Selected excerpt:
Admin Guide: Log Sources
This page documents exactly where Logster expects real-time log data to come from on each supported platform, which Kafka topic each source feeds, and the exact format the normalizer will accept on that topic.
Every format and sample on this page is verified against the normalizer parsers in services/normalizer/src/logster_normalizer/parsers.py and against the canonical sample messages kept at stress-tests/sample-kafka-messages.md. If you extend Logster to accept a new log source, update both files and then update this page.
Architecture — how logs get in
Logster does not collect logs from endpoints directly. Every raw event reaches Logster the same way: an endpoint-side collector produces events, an endpoint-side shipper publishes them onto a Kafka topic, and the Logster normalizer consumes from that topic.
┌───────────────┐ ┌─────────────┐ ┌────────┐ ┌────────────┐
│ Collector │──▶│ Shipper │──▶│ Kafka │──▶│ Normalizer │
│ (endpoint) │ │ (endpoint) │ │ topic │ │ (Logster) │
└───────────────┘ └─────────────┘ └────────┘ └────────────┘
- Collector = the thing on the endpoint that observes system activity: Sysmon, auditd, or an eBPF tracer.
- Shipper = the thing on the endpoint that forwards collected events to Kafka: Winlogbeat (Windows) or a custom agent (Linux, per stress-tests/sample-kafka-messages.md).
- Kafka topic = the trust boundary. Everything written to a raw topic is treated as untrusted input until the normalizer validates it.
- Normalizer = the Logster service that parses each raw
format into a unified
NormalizedEvent. Source: services/normalizer/src/logster_normalizer/parsers.py.
[!IMPORTANT] Logster does not bundle the endpoint collector or shipper. You must deploy them separately. The Compose stack only brings up Kafka, the normalizer, and everything downstream of the normalizer.

Records:
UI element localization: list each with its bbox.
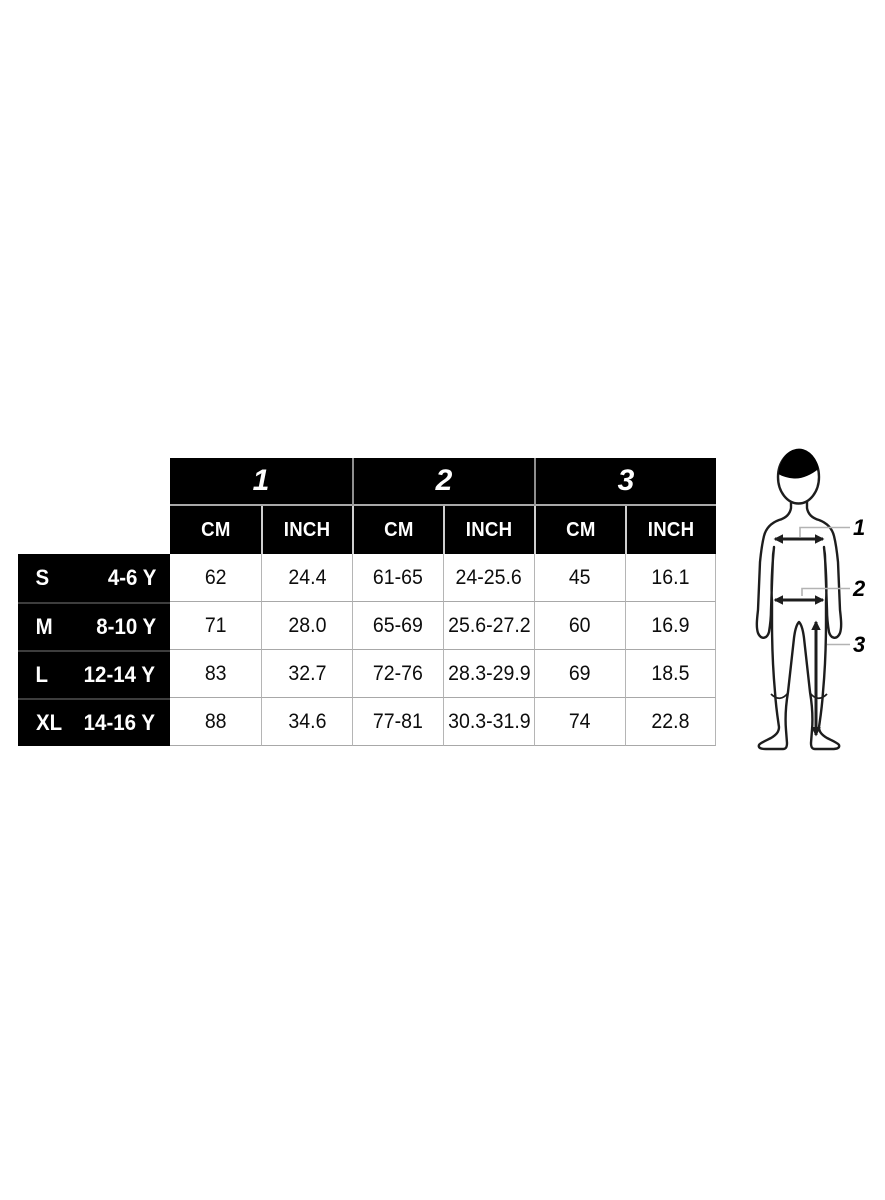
table-cell: 18.5 [625, 650, 716, 698]
cell-value: 28.0 [287, 613, 327, 637]
table-cell: 88 [170, 698, 261, 746]
table-cell: 77-81 [352, 698, 443, 746]
figure-label-1: 1 [853, 515, 865, 540]
cell-value: 25.6-27.2 [447, 613, 531, 637]
cell-value: 61-65 [373, 565, 423, 589]
table-cell: 28.0 [261, 602, 352, 650]
size-label: XL [35, 710, 63, 735]
cell-value: 24-25.6 [455, 565, 523, 589]
table-cell: 71 [170, 602, 261, 650]
measure-group-header-3: 3 [534, 458, 716, 506]
cell-value: 45 [569, 565, 591, 589]
leader-line-2 [801, 587, 850, 596]
cell-value: 24.4 [287, 565, 327, 589]
table-cell: 74 [534, 698, 625, 746]
table-cell: 16.9 [625, 602, 716, 650]
unit-header-inch-2: INCH [443, 506, 534, 554]
table-cell: 65-69 [352, 602, 443, 650]
cell-value: 88 [204, 709, 227, 733]
cell-value: 83 [204, 661, 227, 685]
cell-value: 60 [569, 613, 591, 637]
cell-value: 30.3-31.9 [447, 709, 531, 733]
cell-value: 32.7 [287, 661, 327, 685]
table-cell: 30.3-31.9 [443, 698, 534, 746]
table-cell: 25.6-27.2 [443, 602, 534, 650]
cell-value: 34.6 [287, 709, 327, 733]
table-cell: 28.3-29.9 [443, 650, 534, 698]
leader-line-1 [799, 526, 850, 537]
table-cell: 34.6 [261, 698, 352, 746]
table-cell: 62 [170, 554, 261, 602]
unit-header-inch-3: INCH [625, 506, 716, 554]
table-cell: 24.4 [261, 554, 352, 602]
age-range-label: 12-14 Y [84, 662, 156, 687]
cell-value: 22.8 [651, 709, 690, 733]
table-cell: 24-25.6 [443, 554, 534, 602]
cell-value: 65-69 [373, 613, 423, 637]
unit-header-label: INCH [648, 518, 695, 541]
cell-value: 62 [204, 565, 227, 589]
figure-label-3: 3 [853, 632, 865, 657]
table-cell: 32.7 [261, 650, 352, 698]
table-corner-spacer [18, 458, 170, 554]
body-measurement-figure: 1 2 3 [755, 448, 866, 751]
size-chart-table: 1 2 3 CM INCH CM INCH CM INCH S 4-6 Y 62… [18, 458, 716, 746]
table-cell: 69 [534, 650, 625, 698]
unit-header-inch-1: INCH [261, 506, 352, 554]
table-cell: 83 [170, 650, 261, 698]
cell-value: 18.5 [651, 661, 690, 685]
cell-value: 16.1 [651, 565, 690, 589]
unit-header-cm-1: CM [170, 506, 261, 554]
cell-value: 69 [569, 661, 591, 685]
size-label: L [35, 662, 48, 687]
measure-group-header-1: 1 [170, 458, 352, 506]
cell-value: 28.3-29.9 [447, 661, 531, 685]
table-cell: 16.1 [625, 554, 716, 602]
unit-header-label: CM [200, 518, 231, 541]
figure-label-2: 2 [852, 576, 866, 601]
age-range-label: 8-10 Y [95, 614, 156, 639]
table-cell: 60 [534, 602, 625, 650]
size-label: M [35, 614, 53, 639]
cell-value: 16.9 [651, 613, 690, 637]
body-outline-path [755, 498, 843, 751]
table-cell: 45 [534, 554, 625, 602]
row-header-m: M 8-10 Y [18, 602, 170, 650]
size-label: S [35, 565, 50, 590]
hair [778, 448, 819, 479]
unit-header-label: INCH [284, 518, 331, 541]
unit-header-label: CM [383, 518, 414, 541]
row-header-s: S 4-6 Y [18, 554, 170, 602]
row-header-l: L 12-14 Y [18, 650, 170, 698]
table-cell: 22.8 [625, 698, 716, 746]
age-range-label: 4-6 Y [107, 565, 157, 590]
age-range-label: 14-16 Y [84, 710, 156, 735]
unit-header-label: INCH [466, 518, 513, 541]
unit-header-cm-3: CM [534, 506, 625, 554]
left-knee-line [770, 692, 789, 700]
table-cell: 61-65 [352, 554, 443, 602]
table-cell: 72-76 [352, 650, 443, 698]
cell-value: 72-76 [373, 661, 423, 685]
cell-value: 77-81 [373, 709, 423, 733]
cell-value: 71 [204, 613, 227, 637]
unit-header-cm-2: CM [352, 506, 443, 554]
measure-group-header-2: 2 [352, 458, 534, 506]
cell-value: 74 [569, 709, 591, 733]
unit-header-label: CM [565, 518, 596, 541]
row-header-xl: XL 14-16 Y [18, 698, 170, 746]
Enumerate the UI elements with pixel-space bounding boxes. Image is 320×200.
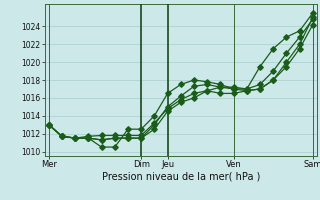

Problem to work on: Revise the log sources guide from "Every format and" up to and including "update this page.", with "canonical" changed to "reference". The lines are not needed here.

Correct result:
Every format and sample on this page is verified against the normalizer parsers in services/normalizer/src/logster_normalizer/parsers.py and against the reference sample messages kept at stress-tests/sample-kafka-messages.md. If you extend Logster to accept a new log source, update both files and then update this page.